▸ **Written request**
Please give the entries again in full and exactly, without any picture.

▸ **Given data**
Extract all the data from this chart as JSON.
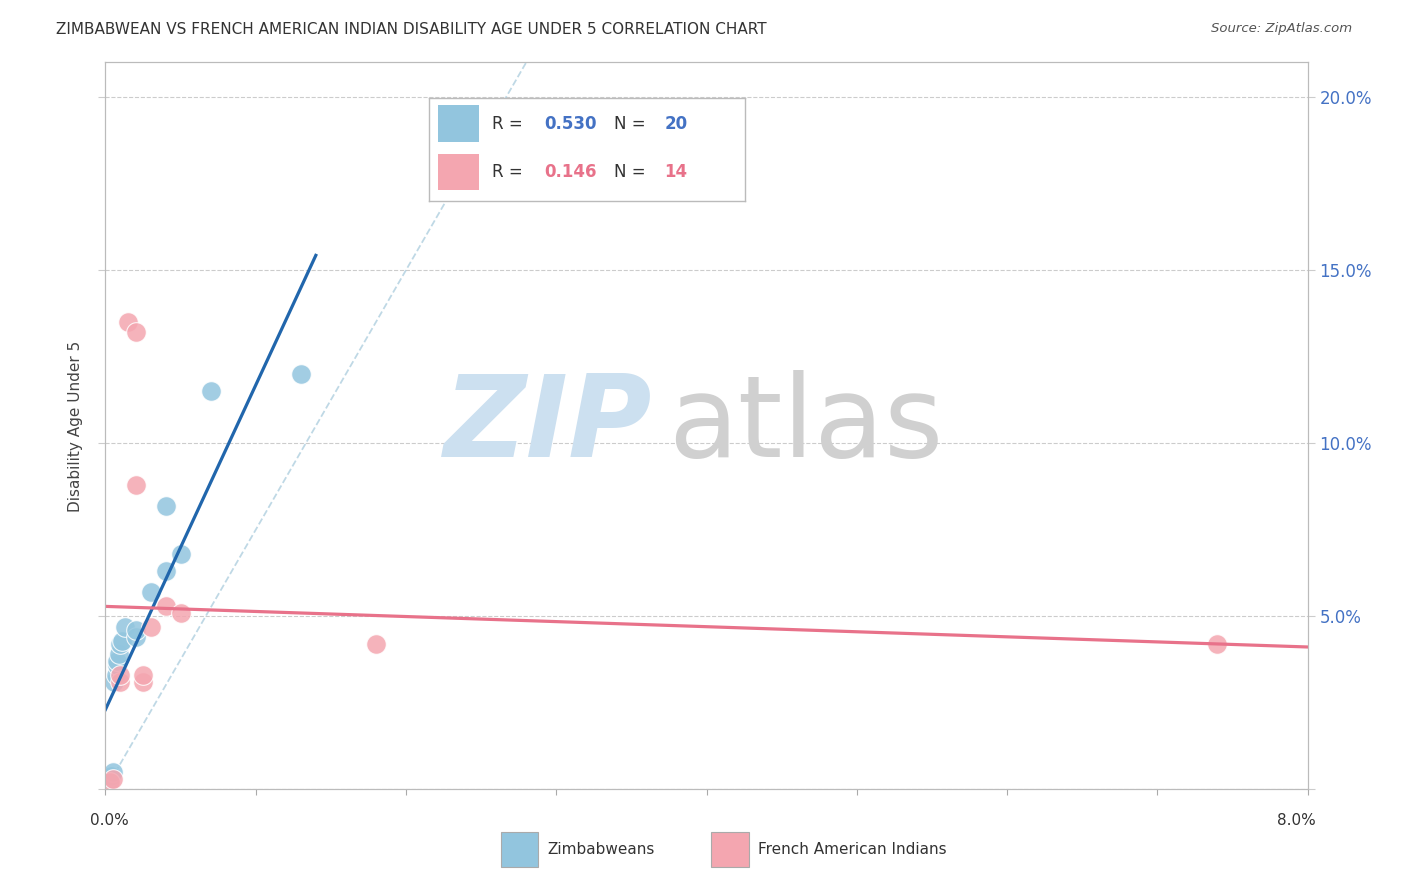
{
  "title": "ZIMBABWEAN VS FRENCH AMERICAN INDIAN DISABILITY AGE UNDER 5 CORRELATION CHART",
  "source": "Source: ZipAtlas.com",
  "ylabel": "Disability Age Under 5",
  "blue_R": 0.53,
  "blue_N": 20,
  "pink_R": 0.146,
  "pink_N": 14,
  "blue_label": "Zimbabweans",
  "pink_label": "French American Indians",
  "blue_color": "#92c5de",
  "pink_color": "#f4a6b0",
  "blue_line_color": "#2166ac",
  "pink_line_color": "#e8728a",
  "blue_scatter_x": [
    0.0002,
    0.0003,
    0.0004,
    0.0005,
    0.0006,
    0.0007,
    0.0008,
    0.0008,
    0.0009,
    0.001,
    0.0011,
    0.0013,
    0.002,
    0.002,
    0.003,
    0.004,
    0.004,
    0.005,
    0.007,
    0.013
  ],
  "blue_scatter_y": [
    0.002,
    0.003,
    0.004,
    0.005,
    0.031,
    0.033,
    0.036,
    0.037,
    0.039,
    0.042,
    0.043,
    0.047,
    0.044,
    0.046,
    0.057,
    0.063,
    0.082,
    0.068,
    0.115,
    0.12
  ],
  "pink_scatter_x": [
    0.0003,
    0.0005,
    0.001,
    0.001,
    0.0015,
    0.002,
    0.002,
    0.0025,
    0.0025,
    0.003,
    0.004,
    0.005,
    0.018,
    0.074
  ],
  "pink_scatter_y": [
    0.002,
    0.003,
    0.031,
    0.033,
    0.135,
    0.132,
    0.088,
    0.031,
    0.033,
    0.047,
    0.053,
    0.051,
    0.042,
    0.042
  ],
  "xmin": 0.0,
  "xmax": 0.08,
  "ymin": 0.0,
  "ymax": 0.21,
  "yticks": [
    0.0,
    0.05,
    0.1,
    0.15,
    0.2
  ],
  "ytick_labels_right": [
    "",
    "5.0%",
    "10.0%",
    "15.0%",
    "20.0%"
  ],
  "xticks": [
    0.0,
    0.01,
    0.02,
    0.03,
    0.04,
    0.05,
    0.06,
    0.07,
    0.08
  ],
  "background_color": "#ffffff",
  "grid_color": "#cccccc",
  "right_axis_color": "#4472c4",
  "pink_axis_color": "#e8728a",
  "title_color": "#333333"
}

▸ **Solution to the exercise**
Extract all the data from this chart as JSON.
{
  "title": "ZIMBABWEAN VS FRENCH AMERICAN INDIAN DISABILITY AGE UNDER 5 CORRELATION CHART",
  "source": "Source: ZipAtlas.com",
  "ylabel": "Disability Age Under 5",
  "blue_R": 0.53,
  "blue_N": 20,
  "pink_R": 0.146,
  "pink_N": 14,
  "blue_label": "Zimbabweans",
  "pink_label": "French American Indians",
  "blue_color": "#92c5de",
  "pink_color": "#f4a6b0",
  "blue_line_color": "#2166ac",
  "pink_line_color": "#e8728a",
  "blue_scatter_x": [
    0.0002,
    0.0003,
    0.0004,
    0.0005,
    0.0006,
    0.0007,
    0.0008,
    0.0008,
    0.0009,
    0.001,
    0.0011,
    0.0013,
    0.002,
    0.002,
    0.003,
    0.004,
    0.004,
    0.005,
    0.007,
    0.013
  ],
  "blue_scatter_y": [
    0.002,
    0.003,
    0.004,
    0.005,
    0.031,
    0.033,
    0.036,
    0.037,
    0.039,
    0.042,
    0.043,
    0.047,
    0.044,
    0.046,
    0.057,
    0.063,
    0.082,
    0.068,
    0.115,
    0.12
  ],
  "pink_scatter_x": [
    0.0003,
    0.0005,
    0.001,
    0.001,
    0.0015,
    0.002,
    0.002,
    0.0025,
    0.0025,
    0.003,
    0.004,
    0.005,
    0.018,
    0.074
  ],
  "pink_scatter_y": [
    0.002,
    0.003,
    0.031,
    0.033,
    0.135,
    0.132,
    0.088,
    0.031,
    0.033,
    0.047,
    0.053,
    0.051,
    0.042,
    0.042
  ],
  "xmin": 0.0,
  "xmax": 0.08,
  "ymin": 0.0,
  "ymax": 0.21,
  "yticks": [
    0.0,
    0.05,
    0.1,
    0.15,
    0.2
  ],
  "ytick_labels_right": [
    "",
    "5.0%",
    "10.0%",
    "15.0%",
    "20.0%"
  ],
  "xticks": [
    0.0,
    0.01,
    0.02,
    0.03,
    0.04,
    0.05,
    0.06,
    0.07,
    0.08
  ],
  "background_color": "#ffffff",
  "grid_color": "#cccccc",
  "right_axis_color": "#4472c4",
  "pink_axis_color": "#e8728a",
  "title_color": "#333333"
}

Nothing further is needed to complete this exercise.